Source text:
C# / .NETDevOpsMisc
C# / .NET
Publishing Swagger API Documentation to Confluence during Release
Alexandru Puiu
Alexandru Puiu
September 21, 2018
1 min

We use Confluence for our company’s documentation, and as such we need to keep samples and documentation up-to-date, but ideally without any work on our part, so we automated it. The goals are:

  • Have complete and up-to-date documentation of our APIs and up-to-date code samples in Confluence
  • Notify stakeholders (other teams) of any breaking changes before they go into production and give them a few days to prepare or let us know so we can delay the release

We document our APIs using Swagger, which gets us a good part of the way there. We accomplished the second goal by doing the first one twice (instructions below): deployments to our Staging server publish documentation to one confluence section, which stakeholders can subscribe to and get a diff whenever we update the page (again we don’t have to do this), and then our Production deployment publishes documentation to the production section on confluence. We also use semantic versioning for our APIs, which give our stakeholders a really quick idea of what we intend with the release.

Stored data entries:
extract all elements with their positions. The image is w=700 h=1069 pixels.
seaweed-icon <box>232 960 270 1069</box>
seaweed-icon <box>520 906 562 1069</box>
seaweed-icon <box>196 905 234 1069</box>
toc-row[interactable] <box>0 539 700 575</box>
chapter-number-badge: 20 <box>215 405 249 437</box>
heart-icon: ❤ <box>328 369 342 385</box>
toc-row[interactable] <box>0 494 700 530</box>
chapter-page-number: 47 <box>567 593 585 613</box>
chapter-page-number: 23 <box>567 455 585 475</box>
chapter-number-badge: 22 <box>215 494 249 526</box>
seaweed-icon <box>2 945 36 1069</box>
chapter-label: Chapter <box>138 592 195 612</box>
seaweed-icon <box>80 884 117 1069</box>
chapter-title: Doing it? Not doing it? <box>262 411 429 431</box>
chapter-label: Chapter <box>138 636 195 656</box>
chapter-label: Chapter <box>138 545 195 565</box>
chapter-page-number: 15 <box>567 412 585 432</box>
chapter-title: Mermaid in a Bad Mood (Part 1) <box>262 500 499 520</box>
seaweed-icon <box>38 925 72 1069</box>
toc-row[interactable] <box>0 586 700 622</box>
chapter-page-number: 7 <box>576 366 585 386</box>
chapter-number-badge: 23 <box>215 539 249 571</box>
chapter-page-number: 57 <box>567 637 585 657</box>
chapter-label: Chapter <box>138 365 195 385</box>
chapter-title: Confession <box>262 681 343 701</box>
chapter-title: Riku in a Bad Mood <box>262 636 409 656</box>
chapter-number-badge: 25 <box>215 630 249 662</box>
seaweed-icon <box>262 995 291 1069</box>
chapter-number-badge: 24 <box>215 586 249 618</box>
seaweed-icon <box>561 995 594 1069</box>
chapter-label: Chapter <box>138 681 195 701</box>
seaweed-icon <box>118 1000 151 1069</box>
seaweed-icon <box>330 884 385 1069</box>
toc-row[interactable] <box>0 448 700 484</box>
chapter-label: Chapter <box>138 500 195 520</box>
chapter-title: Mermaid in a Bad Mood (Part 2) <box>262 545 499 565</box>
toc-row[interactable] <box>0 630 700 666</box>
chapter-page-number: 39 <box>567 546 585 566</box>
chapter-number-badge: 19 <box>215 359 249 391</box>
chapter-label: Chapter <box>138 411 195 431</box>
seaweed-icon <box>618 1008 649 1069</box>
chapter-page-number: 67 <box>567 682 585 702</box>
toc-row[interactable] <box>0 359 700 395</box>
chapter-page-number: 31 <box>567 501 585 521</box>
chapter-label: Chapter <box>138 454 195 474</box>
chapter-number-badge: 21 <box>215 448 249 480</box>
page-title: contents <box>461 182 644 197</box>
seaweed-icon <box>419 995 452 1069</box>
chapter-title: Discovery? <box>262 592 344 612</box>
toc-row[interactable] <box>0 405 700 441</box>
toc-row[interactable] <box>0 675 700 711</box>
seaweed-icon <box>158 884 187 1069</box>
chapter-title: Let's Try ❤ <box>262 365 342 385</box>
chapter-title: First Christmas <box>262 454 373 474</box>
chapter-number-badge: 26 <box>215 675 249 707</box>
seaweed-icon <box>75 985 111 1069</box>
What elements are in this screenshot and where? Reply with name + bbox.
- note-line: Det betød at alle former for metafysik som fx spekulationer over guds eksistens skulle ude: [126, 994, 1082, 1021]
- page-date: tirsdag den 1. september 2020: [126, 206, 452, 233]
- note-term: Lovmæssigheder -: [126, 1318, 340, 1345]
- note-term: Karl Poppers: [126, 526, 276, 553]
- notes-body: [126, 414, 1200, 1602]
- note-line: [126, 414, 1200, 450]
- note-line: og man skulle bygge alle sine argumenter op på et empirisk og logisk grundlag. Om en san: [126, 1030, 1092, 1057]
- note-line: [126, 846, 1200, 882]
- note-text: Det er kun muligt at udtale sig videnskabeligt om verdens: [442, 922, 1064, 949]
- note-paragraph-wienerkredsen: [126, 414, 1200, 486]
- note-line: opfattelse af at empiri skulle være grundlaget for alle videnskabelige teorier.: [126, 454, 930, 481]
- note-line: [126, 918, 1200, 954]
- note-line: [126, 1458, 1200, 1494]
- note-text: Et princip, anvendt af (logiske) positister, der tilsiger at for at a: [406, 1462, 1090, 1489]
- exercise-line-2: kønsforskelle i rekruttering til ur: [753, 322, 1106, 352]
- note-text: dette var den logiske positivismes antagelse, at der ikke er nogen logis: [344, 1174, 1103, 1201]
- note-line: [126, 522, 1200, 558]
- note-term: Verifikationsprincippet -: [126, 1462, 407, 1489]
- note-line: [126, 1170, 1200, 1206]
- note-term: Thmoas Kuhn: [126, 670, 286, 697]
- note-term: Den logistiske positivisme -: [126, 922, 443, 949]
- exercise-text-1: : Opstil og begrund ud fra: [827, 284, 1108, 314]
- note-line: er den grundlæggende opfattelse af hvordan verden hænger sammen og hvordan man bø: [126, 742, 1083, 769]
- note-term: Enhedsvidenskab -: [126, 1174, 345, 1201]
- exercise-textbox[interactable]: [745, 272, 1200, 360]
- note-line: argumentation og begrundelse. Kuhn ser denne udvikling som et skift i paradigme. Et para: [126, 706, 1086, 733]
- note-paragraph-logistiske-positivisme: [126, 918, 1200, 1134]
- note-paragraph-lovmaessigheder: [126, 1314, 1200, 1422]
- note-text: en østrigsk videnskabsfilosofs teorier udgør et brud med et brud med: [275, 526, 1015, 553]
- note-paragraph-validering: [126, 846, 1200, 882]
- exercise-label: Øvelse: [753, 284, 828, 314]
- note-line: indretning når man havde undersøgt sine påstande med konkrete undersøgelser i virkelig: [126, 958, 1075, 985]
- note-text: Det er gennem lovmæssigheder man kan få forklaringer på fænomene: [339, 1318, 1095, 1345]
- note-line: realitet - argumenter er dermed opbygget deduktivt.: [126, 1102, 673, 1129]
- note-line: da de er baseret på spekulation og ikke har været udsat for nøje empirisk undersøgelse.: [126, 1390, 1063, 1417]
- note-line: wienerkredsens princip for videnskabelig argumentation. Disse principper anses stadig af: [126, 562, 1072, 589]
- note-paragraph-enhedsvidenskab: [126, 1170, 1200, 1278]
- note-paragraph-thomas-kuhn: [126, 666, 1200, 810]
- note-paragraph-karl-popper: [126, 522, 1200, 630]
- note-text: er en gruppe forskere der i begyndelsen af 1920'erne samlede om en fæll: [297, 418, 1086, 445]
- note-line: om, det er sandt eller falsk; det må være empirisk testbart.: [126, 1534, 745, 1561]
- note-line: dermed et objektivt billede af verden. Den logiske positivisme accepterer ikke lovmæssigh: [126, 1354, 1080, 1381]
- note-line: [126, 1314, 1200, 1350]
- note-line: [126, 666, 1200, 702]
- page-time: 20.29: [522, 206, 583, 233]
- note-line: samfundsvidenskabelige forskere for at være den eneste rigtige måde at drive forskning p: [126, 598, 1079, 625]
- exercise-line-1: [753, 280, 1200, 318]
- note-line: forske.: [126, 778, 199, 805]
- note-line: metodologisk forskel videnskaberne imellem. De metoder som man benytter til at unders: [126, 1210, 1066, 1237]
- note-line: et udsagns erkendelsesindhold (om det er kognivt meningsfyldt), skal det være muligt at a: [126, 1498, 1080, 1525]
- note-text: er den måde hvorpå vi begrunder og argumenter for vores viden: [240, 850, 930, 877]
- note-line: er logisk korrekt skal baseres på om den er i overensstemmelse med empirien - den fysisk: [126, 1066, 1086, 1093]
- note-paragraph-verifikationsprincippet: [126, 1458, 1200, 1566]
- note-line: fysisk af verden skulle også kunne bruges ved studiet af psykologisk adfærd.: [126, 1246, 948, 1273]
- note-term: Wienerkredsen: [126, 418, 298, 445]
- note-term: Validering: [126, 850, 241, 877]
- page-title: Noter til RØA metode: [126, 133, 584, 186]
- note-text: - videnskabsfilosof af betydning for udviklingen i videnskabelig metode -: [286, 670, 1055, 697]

Work order: Continue the post on publishing Swagger API documentation to Confluence, picking up after its last sentence. The records are not needed for what comes next.

Reply to the task:
swagger demo

Steps:

  • Set up swagger for your project. There’s a really good guide here: https://docs.microsoft.com/en-us/aspnet/core/tutorials/web-api-help-pages-using-swagger?view=aspnetcore-2.1
  • During release, after the site has been deployed, download the latest swagger.json
  • Use swagger-confluence-cli to post it to Confluence

Install the Generate Release Notes Build Task from the Azure DevOps Marketplace

https://marketplace.visualstudio.com/items?itemName=automagically.DownloadFile

In the release, add an Agent phase (if you don’t already have one)

Add the DownloadFile Task and a PowerShell Task after the tasks which deploy your project (your site needs to be reachable at this step)

swagger tasks

Download swagger-confluence-cli and save it to a local folder on your build servers*. https://cloud.slkdev.net/swagger-confluence/cli/

  • Alternatively, you can package it into nuget package and reference it in your project; or place it in your repo; load it as a separate artifact from another repo; or have it accessible on a network drive. I found that if we place it on the build servers, we don’t need to download artifacts in the Agent Phase, which makes our release a bit faster.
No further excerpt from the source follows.